Task statement: Restate the whole of the material. Keep every word, and drop the pictures.

*** Input data ***

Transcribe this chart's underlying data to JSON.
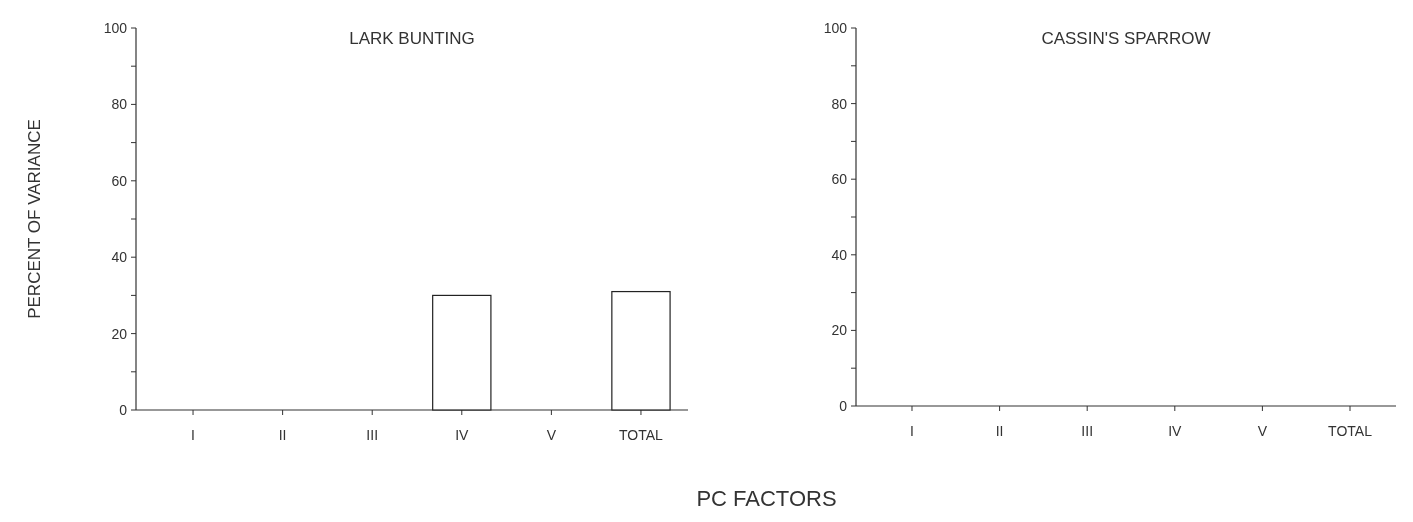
{
  "chart_data": [
    {
      "type": "bar",
      "title": "LARK BUNTING",
      "xlabel": "PC FACTORS",
      "ylabel": "PERCENT OF VARIANCE",
      "categories": [
        "I",
        "II",
        "III",
        "IV",
        "V",
        "TOTAL"
      ],
      "values": [
        0,
        0,
        0,
        30,
        0,
        31
      ],
      "color": "#ffffff",
      "ylim": [
        0,
        100
      ],
      "yticks": [
        0,
        {
          "value": 10,
          "label": null
        },
        20,
        {
          "value": 30,
          "label": null
        },
        40,
        {
          "value": 50,
          "label": null
        },
        60,
        {
          "value": 70,
          "label": null
        },
        80,
        {
          "value": 90,
          "label": null
        },
        100
      ]
    },
    {
      "type": "bar",
      "title": "CASSIN'S SPARROW",
      "categories": [
        "I",
        "II",
        "III",
        "IV",
        "V",
        "TOTAL"
      ],
      "values": [
        0,
        0,
        0,
        0,
        0,
        0
      ],
      "color": "#ffffff",
      "ylim": [
        0,
        100
      ],
      "yticks": [
        0,
        {
          "value": 10,
          "label": null
        },
        20,
        {
          "value": 30,
          "label": null
        },
        40,
        {
          "value": 50,
          "label": null
        },
        60,
        {
          "value": 70,
          "label": null
        },
        80,
        {
          "value": 90,
          "label": null
        },
        100
      ]
    }
  ]
}
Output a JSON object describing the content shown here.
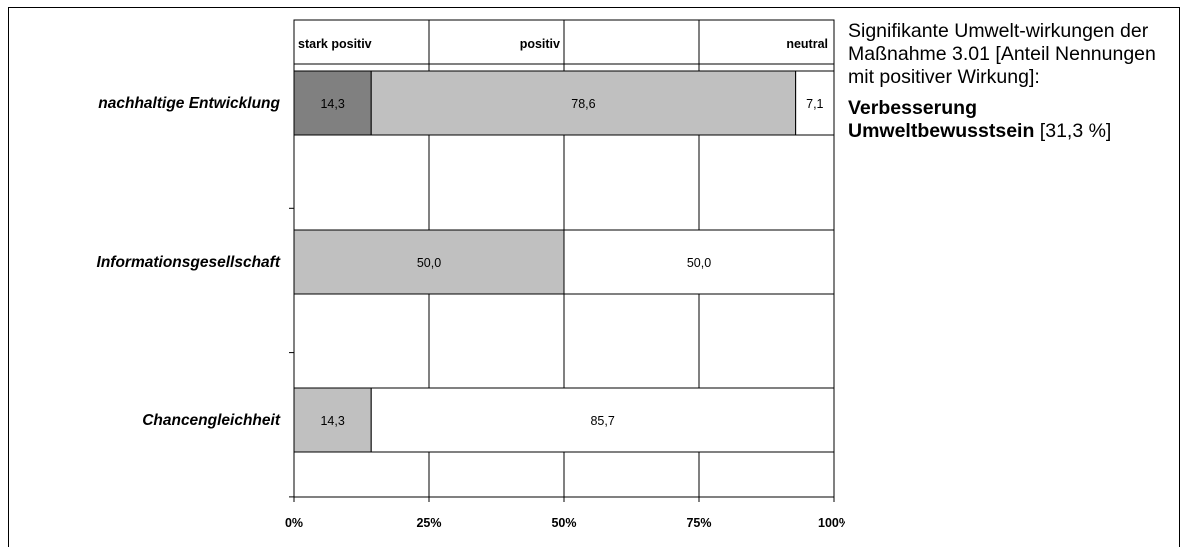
{
  "chart_data": {
    "type": "bar",
    "orientation": "horizontal",
    "stacked": true,
    "categories": [
      "nachhaltige Entwicklung",
      "Informationsgesellschaft",
      "Chancengleichheit"
    ],
    "series": [
      {
        "name": "stark positiv",
        "color": "#808080",
        "values": [
          14.3,
          0,
          0
        ],
        "labels": [
          "14,3",
          "",
          ""
        ]
      },
      {
        "name": "positiv",
        "color": "#c0c0c0",
        "values": [
          78.6,
          50.0,
          14.3
        ],
        "labels": [
          "78,6",
          "50,0",
          "14,3"
        ]
      },
      {
        "name": "neutral",
        "color": "#ffffff",
        "values": [
          7.1,
          50.0,
          85.7
        ],
        "labels": [
          "7,1",
          "50,0",
          "85,7"
        ]
      }
    ],
    "xlim": [
      0,
      100
    ],
    "x_ticks": [
      0,
      25,
      50,
      75,
      100
    ],
    "x_tick_labels": [
      "0%",
      "25%",
      "50%",
      "75%",
      "100%"
    ],
    "header_legend": [
      "stark positiv",
      "positiv",
      "neutral"
    ],
    "grid": true
  },
  "note": {
    "intro": "Signifikante Umwelt-wirkungen der Maßnahme 3.01 [Anteil Nennungen mit positiver Wirkung]:",
    "highlight": "Verbesserung Umweltbewusstsein",
    "highlight_value": " [31,3 %]"
  }
}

***

The response:
Transcribe this chart's underlying data to JSON.
{
  "chart_data": [
    {
      "type": "bar",
      "title": "LARK BUNTING",
      "xlabel": "PC FACTORS",
      "ylabel": "PERCENT OF VARIANCE",
      "categories": [
        "I",
        "II",
        "III",
        "IV",
        "V",
        "TOTAL"
      ],
      "values": [
        0,
        0,
        0,
        30,
        0,
        31
      ],
      "color": "#ffffff",
      "ylim": [
        0,
        100
      ],
      "yticks": [
        0,
        {
          "value": 10,
          "label": null
        },
        20,
        {
          "value": 30,
          "label": null
        },
        40,
        {
          "value": 50,
          "label": null
        },
        60,
        {
          "value": 70,
          "label": null
        },
        80,
        {
          "value": 90,
          "label": null
        },
        100
      ]
    },
    {
      "type": "bar",
      "title": "CASSIN'S SPARROW",
      "categories": [
        "I",
        "II",
        "III",
        "IV",
        "V",
        "TOTAL"
      ],
      "values": [
        0,
        0,
        0,
        0,
        0,
        0
      ],
      "color": "#ffffff",
      "ylim": [
        0,
        100
      ],
      "yticks": [
        0,
        {
          "value": 10,
          "label": null
        },
        20,
        {
          "value": 30,
          "label": null
        },
        40,
        {
          "value": 50,
          "label": null
        },
        60,
        {
          "value": 70,
          "label": null
        },
        80,
        {
          "value": 90,
          "label": null
        },
        100
      ]
    }
  ]
}
Output a JSON object describing the content shown here.
{
  "chart_data": {
    "type": "bar",
    "orientation": "horizontal",
    "stacked": true,
    "categories": [
      "nachhaltige Entwicklung",
      "Informationsgesellschaft",
      "Chancengleichheit"
    ],
    "series": [
      {
        "name": "stark positiv",
        "color": "#808080",
        "values": [
          14.3,
          0,
          0
        ],
        "labels": [
          "14,3",
          "",
          ""
        ]
      },
      {
        "name": "positiv",
        "color": "#c0c0c0",
        "values": [
          78.6,
          50.0,
          14.3
        ],
        "labels": [
          "78,6",
          "50,0",
          "14,3"
        ]
      },
      {
        "name": "neutral",
        "color": "#ffffff",
        "values": [
          7.1,
          50.0,
          85.7
        ],
        "labels": [
          "7,1",
          "50,0",
          "85,7"
        ]
      }
    ],
    "xlim": [
      0,
      100
    ],
    "x_ticks": [
      0,
      25,
      50,
      75,
      100
    ],
    "x_tick_labels": [
      "0%",
      "25%",
      "50%",
      "75%",
      "100%"
    ],
    "header_legend": [
      "stark positiv",
      "positiv",
      "neutral"
    ],
    "grid": true
  },
  "note": {
    "intro": "Signifikante Umwelt-wirkungen der Maßnahme 3.01 [Anteil Nennungen mit positiver Wirkung]:",
    "highlight": "Verbesserung Umweltbewusstsein",
    "highlight_value": " [31,3 %]"
  }
}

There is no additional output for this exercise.